[Written exercise]: All entries below need to be written out exactly, but without their pictures.

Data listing
--------

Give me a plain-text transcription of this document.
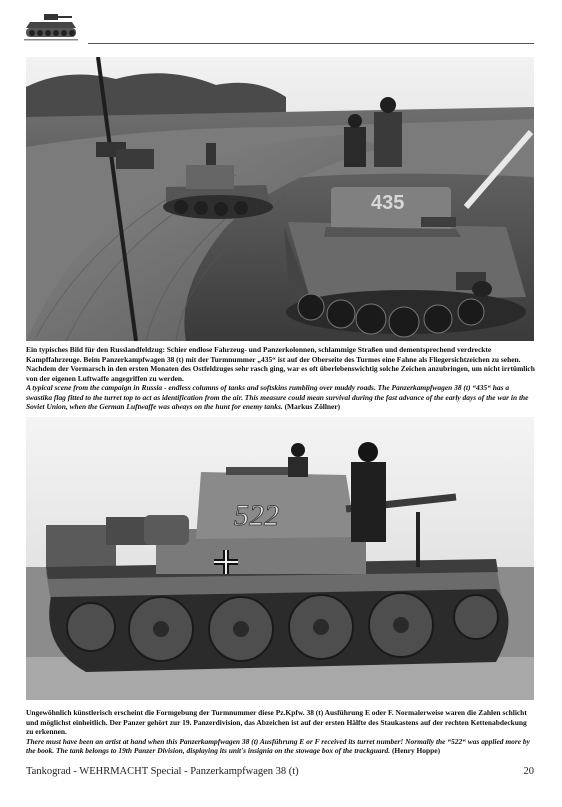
435

Ein typisches Bild für den Russlandfeldzug: Schier endlose Fahrzeug- und Panzerkolonnen, schlammige Straßen und dementsprechend verdreckte Kampffahrzeuge. Beim Panzerkampfwagen 38 (t) mit der Turmnummer „435“ ist auf der Oberseite des Turmes eine Fahne als Fliegersichtzeichen zu sehen. Nachdem der Vormarsch in den ersten Monaten des Ostfeldzuges sehr rasch ging, war es oft überlebenswichtig solche Zeichen anzubringen, um nicht irrtümlich von der eigenen Luftwaffe angegriffen zu werden.

A typical scene from the campaign in Russia - endless columns of tanks and softskins rumbling over muddy roads. The Panzerkampfwagen 38 (t) “435“ has a swastika flag fitted to the turret top to act as identification from the air. This measure could mean survival during the fast advance of the early days of the war in the Soviet Union, when the German Luftwaffe was always on the hunt for enemy tanks. (Markus Zöllner)

522

Ungewöhnlich künstlerisch erscheint die Formgebung der Turmnummer diese Pz.Kpfw. 38 (t) Ausführung E oder F. Normalerweise waren die Zahlen schlicht und möglichst einheitlich. Der Panzer gehört zur 19. Panzerdivision, das Abzeichen ist auf der ersten Hälfte des Staukastens auf der rechten Kettenabdeckung zu erkennen.

There must have been an artist at hand when this Panzerkampfwagen 38 (t) Ausführung E or F received its turret number! Normally the “522“ was applied more by the book. The tank belongs to 19th Panzer Division, displaying its unit's insignia on the stowage box of the trackguard. (Henry Hoppe)

Tankograd - WEHRMACHT Special - Panzerkampfwagen 38 (t)	20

--------

[Complete answer]:
Give me a plain-text transcription of this document.
435

Ein typisches Bild für den Russlandfeldzug: Schier endlose Fahrzeug- und Panzerkolonnen, schlammige Straßen und dementsprechend verdreckte Kampffahrzeuge. Beim Panzerkampfwagen 38 (t) mit der Turmnummer „435“ ist auf der Oberseite des Turmes eine Fahne als Fliegersichtzeichen zu sehen. Nachdem der Vormarsch in den ersten Monaten des Ostfeldzuges sehr rasch ging, war es oft überlebenswichtig solche Zeichen anzubringen, um nicht irrtümlich von der eigenen Luftwaffe angegriffen zu werden.

A typical scene from the campaign in Russia - endless columns of tanks and softskins rumbling over muddy roads. The Panzerkampfwagen 38 (t) “435“ has a swastika flag fitted to the turret top to act as identification from the air. This measure could mean survival during the fast advance of the early days of the war in the Soviet Union, when the German Luftwaffe was always on the hunt for enemy tanks. (Markus Zöllner)

522

Ungewöhnlich künstlerisch erscheint die Formgebung der Turmnummer diese Pz.Kpfw. 38 (t) Ausführung E oder F. Normalerweise waren die Zahlen schlicht und möglichst einheitlich. Der Panzer gehört zur 19. Panzerdivision, das Abzeichen ist auf der ersten Hälfte des Staukastens auf der rechten Kettenabdeckung zu erkennen.

There must have been an artist at hand when this Panzerkampfwagen 38 (t) Ausführung E or F received its turret number! Normally the “522“ was applied more by the book. The tank belongs to 19th Panzer Division, displaying its unit's insignia on the stowage box of the trackguard. (Henry Hoppe)

Tankograd - WEHRMACHT Special - Panzerkampfwagen 38 (t)	20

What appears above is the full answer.